[Structured figure records]
╔══

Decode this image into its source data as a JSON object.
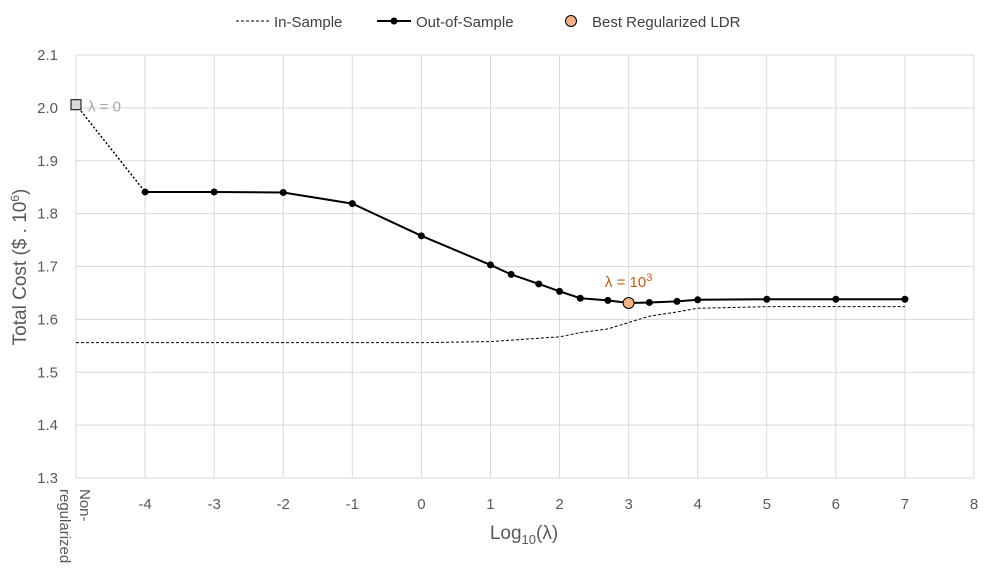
{
  "chart_data": {
    "type": "line",
    "title": "",
    "xlabel": "Log",
    "xlabel_sub": "10",
    "xlabel_suffix": "(λ)",
    "ylabel": "Total Cost ($ . 10",
    "ylabel_sup": "6",
    "ylabel_suffix": ")",
    "xlim": [
      -5,
      8
    ],
    "ylim": [
      1.3,
      2.1
    ],
    "grid": true,
    "legend_position": "top",
    "x_ticks": [
      -4,
      -3,
      -2,
      -1,
      0,
      1,
      2,
      3,
      4,
      5,
      6,
      7,
      8
    ],
    "y_ticks": [
      1.3,
      1.4,
      1.5,
      1.6,
      1.7,
      1.8,
      1.9,
      2.0,
      2.1
    ],
    "x_special_tick": {
      "x": -5,
      "lines": [
        "Non-",
        "regularized"
      ]
    },
    "series": [
      {
        "name": "In-Sample",
        "style": "dashed",
        "color": "#000000",
        "x": [
          -5,
          -4,
          -3,
          -2,
          -1,
          0,
          1,
          2,
          2.3,
          2.7,
          3,
          3.3,
          3.7,
          4,
          5,
          6,
          7
        ],
        "values": [
          1.556,
          1.556,
          1.556,
          1.556,
          1.556,
          1.556,
          1.558,
          1.567,
          1.575,
          1.582,
          1.594,
          1.606,
          1.614,
          1.621,
          1.624,
          1.624,
          1.624
        ]
      },
      {
        "name": "Out-of-Sample",
        "style": "solid-markers",
        "color": "#000000",
        "x": [
          -4,
          -3,
          -2,
          -1,
          0,
          1,
          1.3,
          1.7,
          2,
          2.3,
          2.7,
          3,
          3.3,
          3.7,
          4,
          5,
          6,
          7
        ],
        "values": [
          1.841,
          1.841,
          1.84,
          1.819,
          1.758,
          1.703,
          1.685,
          1.667,
          1.653,
          1.64,
          1.636,
          1.631,
          1.632,
          1.634,
          1.637,
          1.638,
          1.638,
          1.638
        ]
      },
      {
        "name": "Best Regularized LDR",
        "style": "marker",
        "color": "#f4b183",
        "x": [
          3
        ],
        "values": [
          1.631
        ]
      }
    ],
    "nonregularized_point": {
      "x": -5,
      "y": 2.006,
      "label": "λ = 0"
    },
    "best_annotation": {
      "text": "λ = 10",
      "sup": "3",
      "color": "#c55a11"
    }
  }
}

╚══

**WHAT TO WORK ON**.
Write out the listing above again, exactly, but with no pictures in the copy.

**ANSWER TO THIS TASK**.
Decode this image into its source data as a JSON object.
{
  "chart_data": {
    "type": "line",
    "title": "",
    "xlabel": "Log",
    "xlabel_sub": "10",
    "xlabel_suffix": "(λ)",
    "ylabel": "Total Cost ($ . 10",
    "ylabel_sup": "6",
    "ylabel_suffix": ")",
    "xlim": [
      -5,
      8
    ],
    "ylim": [
      1.3,
      2.1
    ],
    "grid": true,
    "legend_position": "top",
    "x_ticks": [
      -4,
      -3,
      -2,
      -1,
      0,
      1,
      2,
      3,
      4,
      5,
      6,
      7,
      8
    ],
    "y_ticks": [
      1.3,
      1.4,
      1.5,
      1.6,
      1.7,
      1.8,
      1.9,
      2.0,
      2.1
    ],
    "x_special_tick": {
      "x": -5,
      "lines": [
        "Non-",
        "regularized"
      ]
    },
    "series": [
      {
        "name": "In-Sample",
        "style": "dashed",
        "color": "#000000",
        "x": [
          -5,
          -4,
          -3,
          -2,
          -1,
          0,
          1,
          2,
          2.3,
          2.7,
          3,
          3.3,
          3.7,
          4,
          5,
          6,
          7
        ],
        "values": [
          1.556,
          1.556,
          1.556,
          1.556,
          1.556,
          1.556,
          1.558,
          1.567,
          1.575,
          1.582,
          1.594,
          1.606,
          1.614,
          1.621,
          1.624,
          1.624,
          1.624
        ]
      },
      {
        "name": "Out-of-Sample",
        "style": "solid-markers",
        "color": "#000000",
        "x": [
          -4,
          -3,
          -2,
          -1,
          0,
          1,
          1.3,
          1.7,
          2,
          2.3,
          2.7,
          3,
          3.3,
          3.7,
          4,
          5,
          6,
          7
        ],
        "values": [
          1.841,
          1.841,
          1.84,
          1.819,
          1.758,
          1.703,
          1.685,
          1.667,
          1.653,
          1.64,
          1.636,
          1.631,
          1.632,
          1.634,
          1.637,
          1.638,
          1.638,
          1.638
        ]
      },
      {
        "name": "Best Regularized LDR",
        "style": "marker",
        "color": "#f4b183",
        "x": [
          3
        ],
        "values": [
          1.631
        ]
      }
    ],
    "nonregularized_point": {
      "x": -5,
      "y": 2.006,
      "label": "λ = 0"
    },
    "best_annotation": {
      "text": "λ = 10",
      "sup": "3",
      "color": "#c55a11"
    }
  }
}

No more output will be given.